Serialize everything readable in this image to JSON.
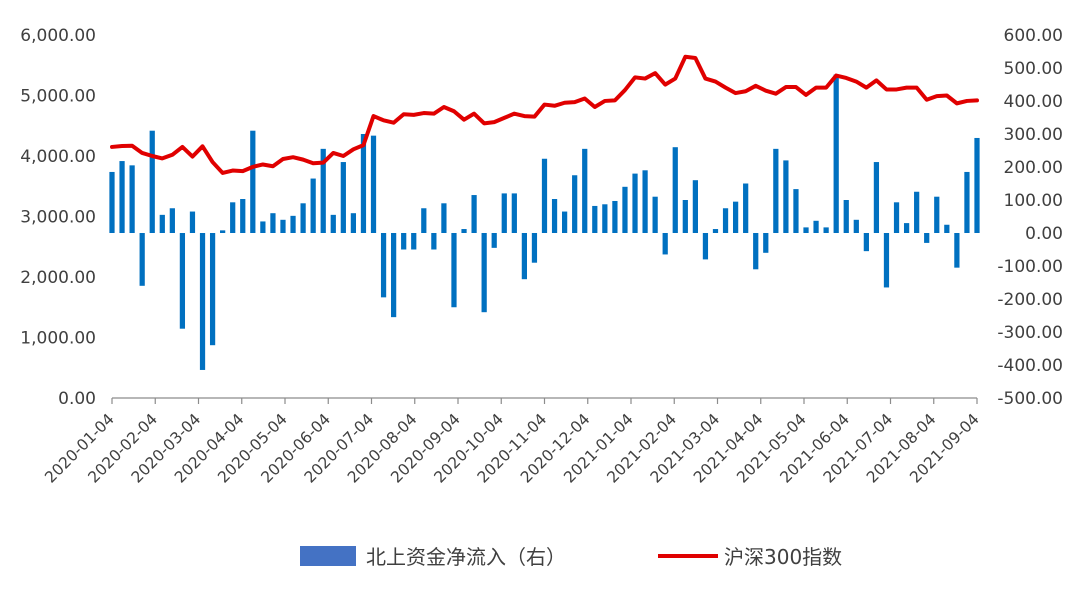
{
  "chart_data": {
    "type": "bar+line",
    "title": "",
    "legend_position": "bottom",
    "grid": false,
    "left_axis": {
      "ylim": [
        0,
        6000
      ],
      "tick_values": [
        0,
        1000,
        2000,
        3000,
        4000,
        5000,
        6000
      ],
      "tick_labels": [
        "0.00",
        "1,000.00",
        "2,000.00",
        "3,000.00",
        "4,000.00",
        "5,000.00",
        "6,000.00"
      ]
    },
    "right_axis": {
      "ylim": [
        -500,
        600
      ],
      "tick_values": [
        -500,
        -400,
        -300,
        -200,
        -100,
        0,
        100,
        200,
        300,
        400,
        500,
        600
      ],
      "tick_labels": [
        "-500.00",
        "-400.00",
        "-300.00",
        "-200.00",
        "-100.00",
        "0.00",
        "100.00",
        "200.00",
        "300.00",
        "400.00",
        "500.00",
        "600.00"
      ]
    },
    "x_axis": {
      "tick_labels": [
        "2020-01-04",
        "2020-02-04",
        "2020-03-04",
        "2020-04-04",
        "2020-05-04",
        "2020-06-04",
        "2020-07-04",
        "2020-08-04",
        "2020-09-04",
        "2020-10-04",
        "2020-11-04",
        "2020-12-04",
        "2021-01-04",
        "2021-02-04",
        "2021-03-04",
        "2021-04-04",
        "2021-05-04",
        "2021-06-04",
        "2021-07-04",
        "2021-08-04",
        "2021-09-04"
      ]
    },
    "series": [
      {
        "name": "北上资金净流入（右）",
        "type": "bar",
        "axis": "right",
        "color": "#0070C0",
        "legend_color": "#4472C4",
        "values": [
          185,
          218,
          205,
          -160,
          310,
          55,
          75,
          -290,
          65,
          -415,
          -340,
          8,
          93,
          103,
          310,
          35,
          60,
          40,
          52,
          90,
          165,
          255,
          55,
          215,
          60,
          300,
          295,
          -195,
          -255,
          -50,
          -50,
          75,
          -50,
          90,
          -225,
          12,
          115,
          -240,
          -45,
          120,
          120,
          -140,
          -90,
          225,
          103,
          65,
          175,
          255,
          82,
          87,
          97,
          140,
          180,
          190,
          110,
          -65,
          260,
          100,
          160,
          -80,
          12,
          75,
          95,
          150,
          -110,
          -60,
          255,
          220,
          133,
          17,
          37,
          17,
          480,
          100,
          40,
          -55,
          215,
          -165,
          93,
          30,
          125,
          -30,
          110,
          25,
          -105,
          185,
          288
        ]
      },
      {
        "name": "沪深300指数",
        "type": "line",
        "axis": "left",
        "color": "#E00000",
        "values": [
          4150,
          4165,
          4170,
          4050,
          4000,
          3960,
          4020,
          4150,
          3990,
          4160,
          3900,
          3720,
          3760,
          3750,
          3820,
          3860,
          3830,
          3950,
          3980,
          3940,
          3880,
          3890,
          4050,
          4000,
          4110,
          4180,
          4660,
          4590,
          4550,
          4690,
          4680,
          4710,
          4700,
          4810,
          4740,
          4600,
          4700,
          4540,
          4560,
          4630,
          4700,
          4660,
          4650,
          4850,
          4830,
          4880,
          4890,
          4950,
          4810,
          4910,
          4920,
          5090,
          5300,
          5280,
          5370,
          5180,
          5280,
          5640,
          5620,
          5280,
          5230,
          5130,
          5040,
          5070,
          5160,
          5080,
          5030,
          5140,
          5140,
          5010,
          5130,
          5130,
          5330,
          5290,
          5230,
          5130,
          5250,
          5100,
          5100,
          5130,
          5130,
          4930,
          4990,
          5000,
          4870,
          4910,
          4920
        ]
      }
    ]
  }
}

* What to produce: Give the entries again without a single change, but with no pictures.

* Exercise output:
Serialize everything readable in this image to JSON.
{
  "chart_data": {
    "type": "bar+line",
    "title": "",
    "legend_position": "bottom",
    "grid": false,
    "left_axis": {
      "ylim": [
        0,
        6000
      ],
      "tick_values": [
        0,
        1000,
        2000,
        3000,
        4000,
        5000,
        6000
      ],
      "tick_labels": [
        "0.00",
        "1,000.00",
        "2,000.00",
        "3,000.00",
        "4,000.00",
        "5,000.00",
        "6,000.00"
      ]
    },
    "right_axis": {
      "ylim": [
        -500,
        600
      ],
      "tick_values": [
        -500,
        -400,
        -300,
        -200,
        -100,
        0,
        100,
        200,
        300,
        400,
        500,
        600
      ],
      "tick_labels": [
        "-500.00",
        "-400.00",
        "-300.00",
        "-200.00",
        "-100.00",
        "0.00",
        "100.00",
        "200.00",
        "300.00",
        "400.00",
        "500.00",
        "600.00"
      ]
    },
    "x_axis": {
      "tick_labels": [
        "2020-01-04",
        "2020-02-04",
        "2020-03-04",
        "2020-04-04",
        "2020-05-04",
        "2020-06-04",
        "2020-07-04",
        "2020-08-04",
        "2020-09-04",
        "2020-10-04",
        "2020-11-04",
        "2020-12-04",
        "2021-01-04",
        "2021-02-04",
        "2021-03-04",
        "2021-04-04",
        "2021-05-04",
        "2021-06-04",
        "2021-07-04",
        "2021-08-04",
        "2021-09-04"
      ]
    },
    "series": [
      {
        "name": "北上资金净流入（右）",
        "type": "bar",
        "axis": "right",
        "color": "#0070C0",
        "legend_color": "#4472C4",
        "values": [
          185,
          218,
          205,
          -160,
          310,
          55,
          75,
          -290,
          65,
          -415,
          -340,
          8,
          93,
          103,
          310,
          35,
          60,
          40,
          52,
          90,
          165,
          255,
          55,
          215,
          60,
          300,
          295,
          -195,
          -255,
          -50,
          -50,
          75,
          -50,
          90,
          -225,
          12,
          115,
          -240,
          -45,
          120,
          120,
          -140,
          -90,
          225,
          103,
          65,
          175,
          255,
          82,
          87,
          97,
          140,
          180,
          190,
          110,
          -65,
          260,
          100,
          160,
          -80,
          12,
          75,
          95,
          150,
          -110,
          -60,
          255,
          220,
          133,
          17,
          37,
          17,
          480,
          100,
          40,
          -55,
          215,
          -165,
          93,
          30,
          125,
          -30,
          110,
          25,
          -105,
          185,
          288
        ]
      },
      {
        "name": "沪深300指数",
        "type": "line",
        "axis": "left",
        "color": "#E00000",
        "values": [
          4150,
          4165,
          4170,
          4050,
          4000,
          3960,
          4020,
          4150,
          3990,
          4160,
          3900,
          3720,
          3760,
          3750,
          3820,
          3860,
          3830,
          3950,
          3980,
          3940,
          3880,
          3890,
          4050,
          4000,
          4110,
          4180,
          4660,
          4590,
          4550,
          4690,
          4680,
          4710,
          4700,
          4810,
          4740,
          4600,
          4700,
          4540,
          4560,
          4630,
          4700,
          4660,
          4650,
          4850,
          4830,
          4880,
          4890,
          4950,
          4810,
          4910,
          4920,
          5090,
          5300,
          5280,
          5370,
          5180,
          5280,
          5640,
          5620,
          5280,
          5230,
          5130,
          5040,
          5070,
          5160,
          5080,
          5030,
          5140,
          5140,
          5010,
          5130,
          5130,
          5330,
          5290,
          5230,
          5130,
          5250,
          5100,
          5100,
          5130,
          5130,
          4930,
          4990,
          5000,
          4870,
          4910,
          4920
        ]
      }
    ]
  }
}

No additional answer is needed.